▶
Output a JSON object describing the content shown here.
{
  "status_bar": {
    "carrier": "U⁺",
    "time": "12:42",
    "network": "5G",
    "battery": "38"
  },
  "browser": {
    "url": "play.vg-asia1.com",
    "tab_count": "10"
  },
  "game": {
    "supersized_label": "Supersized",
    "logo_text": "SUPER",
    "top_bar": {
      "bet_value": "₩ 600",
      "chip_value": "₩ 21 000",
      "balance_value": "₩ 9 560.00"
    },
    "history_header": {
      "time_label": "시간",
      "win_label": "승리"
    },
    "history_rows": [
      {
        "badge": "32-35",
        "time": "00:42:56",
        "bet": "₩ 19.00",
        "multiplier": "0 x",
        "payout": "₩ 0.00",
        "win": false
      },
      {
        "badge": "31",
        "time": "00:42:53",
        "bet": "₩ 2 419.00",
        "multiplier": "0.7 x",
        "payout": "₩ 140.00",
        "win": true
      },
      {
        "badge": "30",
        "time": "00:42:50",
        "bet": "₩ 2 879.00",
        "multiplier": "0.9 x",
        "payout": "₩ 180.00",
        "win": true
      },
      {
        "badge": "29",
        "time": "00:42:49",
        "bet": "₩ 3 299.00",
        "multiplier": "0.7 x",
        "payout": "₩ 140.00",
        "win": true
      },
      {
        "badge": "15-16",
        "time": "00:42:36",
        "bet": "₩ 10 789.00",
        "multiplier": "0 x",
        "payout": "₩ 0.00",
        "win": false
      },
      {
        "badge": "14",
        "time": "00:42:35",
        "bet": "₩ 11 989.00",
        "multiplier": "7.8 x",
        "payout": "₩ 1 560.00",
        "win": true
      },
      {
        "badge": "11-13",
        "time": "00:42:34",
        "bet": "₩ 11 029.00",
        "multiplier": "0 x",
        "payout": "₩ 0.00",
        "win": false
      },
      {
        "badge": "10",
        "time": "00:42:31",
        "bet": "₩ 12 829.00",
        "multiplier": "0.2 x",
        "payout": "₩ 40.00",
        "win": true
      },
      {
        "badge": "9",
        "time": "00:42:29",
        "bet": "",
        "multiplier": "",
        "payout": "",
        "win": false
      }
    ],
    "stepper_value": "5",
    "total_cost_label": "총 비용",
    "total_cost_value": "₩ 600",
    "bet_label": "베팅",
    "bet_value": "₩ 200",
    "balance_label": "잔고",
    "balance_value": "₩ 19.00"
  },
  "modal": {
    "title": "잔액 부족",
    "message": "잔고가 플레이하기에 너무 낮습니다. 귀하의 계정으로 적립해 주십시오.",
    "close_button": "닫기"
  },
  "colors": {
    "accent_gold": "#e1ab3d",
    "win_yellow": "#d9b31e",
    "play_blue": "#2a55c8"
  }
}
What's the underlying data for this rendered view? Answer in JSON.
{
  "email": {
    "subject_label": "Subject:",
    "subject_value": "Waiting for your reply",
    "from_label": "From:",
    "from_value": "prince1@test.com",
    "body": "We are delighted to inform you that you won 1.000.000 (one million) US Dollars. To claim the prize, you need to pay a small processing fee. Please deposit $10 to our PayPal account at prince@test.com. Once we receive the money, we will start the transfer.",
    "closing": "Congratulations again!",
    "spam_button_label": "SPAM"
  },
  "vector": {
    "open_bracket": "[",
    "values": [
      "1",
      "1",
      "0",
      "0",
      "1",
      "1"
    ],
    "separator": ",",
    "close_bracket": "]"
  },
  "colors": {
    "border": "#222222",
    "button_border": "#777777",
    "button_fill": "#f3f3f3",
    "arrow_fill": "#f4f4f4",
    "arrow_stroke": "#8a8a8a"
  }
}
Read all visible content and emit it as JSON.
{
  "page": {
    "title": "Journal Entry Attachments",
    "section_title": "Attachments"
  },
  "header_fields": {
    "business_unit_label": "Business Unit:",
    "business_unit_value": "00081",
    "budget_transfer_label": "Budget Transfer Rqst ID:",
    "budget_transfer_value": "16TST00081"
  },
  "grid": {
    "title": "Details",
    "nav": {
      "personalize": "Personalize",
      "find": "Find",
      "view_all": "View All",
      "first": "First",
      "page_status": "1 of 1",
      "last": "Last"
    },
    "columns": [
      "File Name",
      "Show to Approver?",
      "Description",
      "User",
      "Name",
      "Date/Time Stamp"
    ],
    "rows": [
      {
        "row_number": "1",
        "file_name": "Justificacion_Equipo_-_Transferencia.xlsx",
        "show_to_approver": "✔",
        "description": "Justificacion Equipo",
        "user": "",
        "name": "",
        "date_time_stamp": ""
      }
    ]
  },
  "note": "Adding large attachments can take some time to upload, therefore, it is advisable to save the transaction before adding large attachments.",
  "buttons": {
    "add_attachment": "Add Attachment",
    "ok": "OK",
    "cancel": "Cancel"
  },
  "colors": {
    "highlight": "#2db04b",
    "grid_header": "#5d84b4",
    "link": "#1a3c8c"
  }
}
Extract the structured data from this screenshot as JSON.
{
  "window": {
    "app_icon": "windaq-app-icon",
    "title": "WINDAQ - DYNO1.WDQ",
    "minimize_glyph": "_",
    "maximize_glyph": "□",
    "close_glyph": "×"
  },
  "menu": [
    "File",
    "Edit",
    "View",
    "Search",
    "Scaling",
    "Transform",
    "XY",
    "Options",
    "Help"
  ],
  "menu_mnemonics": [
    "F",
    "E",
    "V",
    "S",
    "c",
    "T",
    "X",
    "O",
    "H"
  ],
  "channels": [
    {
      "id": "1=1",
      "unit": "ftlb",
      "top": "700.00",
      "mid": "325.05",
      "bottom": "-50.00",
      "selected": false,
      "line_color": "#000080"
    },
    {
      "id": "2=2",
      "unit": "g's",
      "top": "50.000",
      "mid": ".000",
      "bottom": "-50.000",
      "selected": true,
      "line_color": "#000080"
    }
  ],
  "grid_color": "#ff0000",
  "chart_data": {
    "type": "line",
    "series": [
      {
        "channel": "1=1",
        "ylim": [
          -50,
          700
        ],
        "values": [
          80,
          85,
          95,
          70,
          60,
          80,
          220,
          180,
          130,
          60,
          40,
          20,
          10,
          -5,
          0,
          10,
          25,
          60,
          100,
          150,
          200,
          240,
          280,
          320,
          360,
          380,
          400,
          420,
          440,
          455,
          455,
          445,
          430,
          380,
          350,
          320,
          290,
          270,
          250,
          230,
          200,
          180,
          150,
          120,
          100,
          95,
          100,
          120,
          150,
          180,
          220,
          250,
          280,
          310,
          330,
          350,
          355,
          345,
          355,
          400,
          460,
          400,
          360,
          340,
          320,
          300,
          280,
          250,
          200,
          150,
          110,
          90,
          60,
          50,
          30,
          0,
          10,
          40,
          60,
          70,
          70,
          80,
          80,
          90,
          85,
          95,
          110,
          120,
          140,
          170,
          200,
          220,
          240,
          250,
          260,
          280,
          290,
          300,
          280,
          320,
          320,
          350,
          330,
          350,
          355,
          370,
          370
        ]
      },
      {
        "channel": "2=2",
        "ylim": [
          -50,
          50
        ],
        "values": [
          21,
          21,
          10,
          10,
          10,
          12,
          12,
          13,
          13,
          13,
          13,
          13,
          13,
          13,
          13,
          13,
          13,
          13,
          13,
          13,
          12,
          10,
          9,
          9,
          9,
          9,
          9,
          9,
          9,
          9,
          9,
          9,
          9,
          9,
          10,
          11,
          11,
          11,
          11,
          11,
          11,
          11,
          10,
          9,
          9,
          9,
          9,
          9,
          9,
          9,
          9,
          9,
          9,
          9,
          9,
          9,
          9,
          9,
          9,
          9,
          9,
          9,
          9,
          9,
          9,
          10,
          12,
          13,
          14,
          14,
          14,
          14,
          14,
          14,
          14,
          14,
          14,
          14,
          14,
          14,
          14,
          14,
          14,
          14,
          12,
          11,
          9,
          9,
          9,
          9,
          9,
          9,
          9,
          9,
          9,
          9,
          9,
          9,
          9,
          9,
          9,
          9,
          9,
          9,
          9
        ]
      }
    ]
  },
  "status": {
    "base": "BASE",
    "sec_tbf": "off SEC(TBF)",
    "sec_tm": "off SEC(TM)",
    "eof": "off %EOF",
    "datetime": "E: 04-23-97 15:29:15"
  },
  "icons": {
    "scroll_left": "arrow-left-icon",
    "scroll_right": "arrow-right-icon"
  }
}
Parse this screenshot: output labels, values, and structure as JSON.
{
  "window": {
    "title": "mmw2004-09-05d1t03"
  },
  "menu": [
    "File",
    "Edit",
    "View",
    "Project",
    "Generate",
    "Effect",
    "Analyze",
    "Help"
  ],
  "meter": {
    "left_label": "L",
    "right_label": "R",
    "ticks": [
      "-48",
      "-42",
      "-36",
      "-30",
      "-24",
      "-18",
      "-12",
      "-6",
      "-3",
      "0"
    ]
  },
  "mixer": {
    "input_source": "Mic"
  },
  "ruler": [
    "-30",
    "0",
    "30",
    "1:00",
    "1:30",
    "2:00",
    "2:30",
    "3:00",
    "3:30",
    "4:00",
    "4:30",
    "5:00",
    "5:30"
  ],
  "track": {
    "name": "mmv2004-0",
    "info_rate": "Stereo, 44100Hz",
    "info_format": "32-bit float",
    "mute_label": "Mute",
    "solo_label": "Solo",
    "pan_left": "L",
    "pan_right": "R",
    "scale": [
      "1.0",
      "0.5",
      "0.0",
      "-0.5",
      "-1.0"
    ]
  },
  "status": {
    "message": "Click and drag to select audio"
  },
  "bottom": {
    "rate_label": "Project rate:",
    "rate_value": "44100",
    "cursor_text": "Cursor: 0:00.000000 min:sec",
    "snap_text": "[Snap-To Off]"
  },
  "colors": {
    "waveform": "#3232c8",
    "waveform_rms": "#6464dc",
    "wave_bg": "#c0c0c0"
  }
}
◀
Reproduce exactly the lines from the one containing "Parse this screenshot: output" through the last line of the records above, including both, and nothing else.

* [Solved exercise]:
Parse this screenshot: output labels, values, and structure as JSON.
{
  "window": {
    "title": "mmw2004-09-05d1t03"
  },
  "menu": [
    "File",
    "Edit",
    "View",
    "Project",
    "Generate",
    "Effect",
    "Analyze",
    "Help"
  ],
  "meter": {
    "left_label": "L",
    "right_label": "R",
    "ticks": [
      "-48",
      "-42",
      "-36",
      "-30",
      "-24",
      "-18",
      "-12",
      "-6",
      "-3",
      "0"
    ]
  },
  "mixer": {
    "input_source": "Mic"
  },
  "ruler": [
    "-30",
    "0",
    "30",
    "1:00",
    "1:30",
    "2:00",
    "2:30",
    "3:00",
    "3:30",
    "4:00",
    "4:30",
    "5:00",
    "5:30"
  ],
  "track": {
    "name": "mmv2004-0",
    "info_rate": "Stereo, 44100Hz",
    "info_format": "32-bit float",
    "mute_label": "Mute",
    "solo_label": "Solo",
    "pan_left": "L",
    "pan_right": "R",
    "scale": [
      "1.0",
      "0.5",
      "0.0",
      "-0.5",
      "-1.0"
    ]
  },
  "status": {
    "message": "Click and drag to select audio"
  },
  "bottom": {
    "rate_label": "Project rate:",
    "rate_value": "44100",
    "cursor_text": "Cursor: 0:00.000000 min:sec",
    "snap_text": "[Snap-To Off]"
  },
  "colors": {
    "waveform": "#3232c8",
    "waveform_rms": "#6464dc",
    "wave_bg": "#c0c0c0"
  }
}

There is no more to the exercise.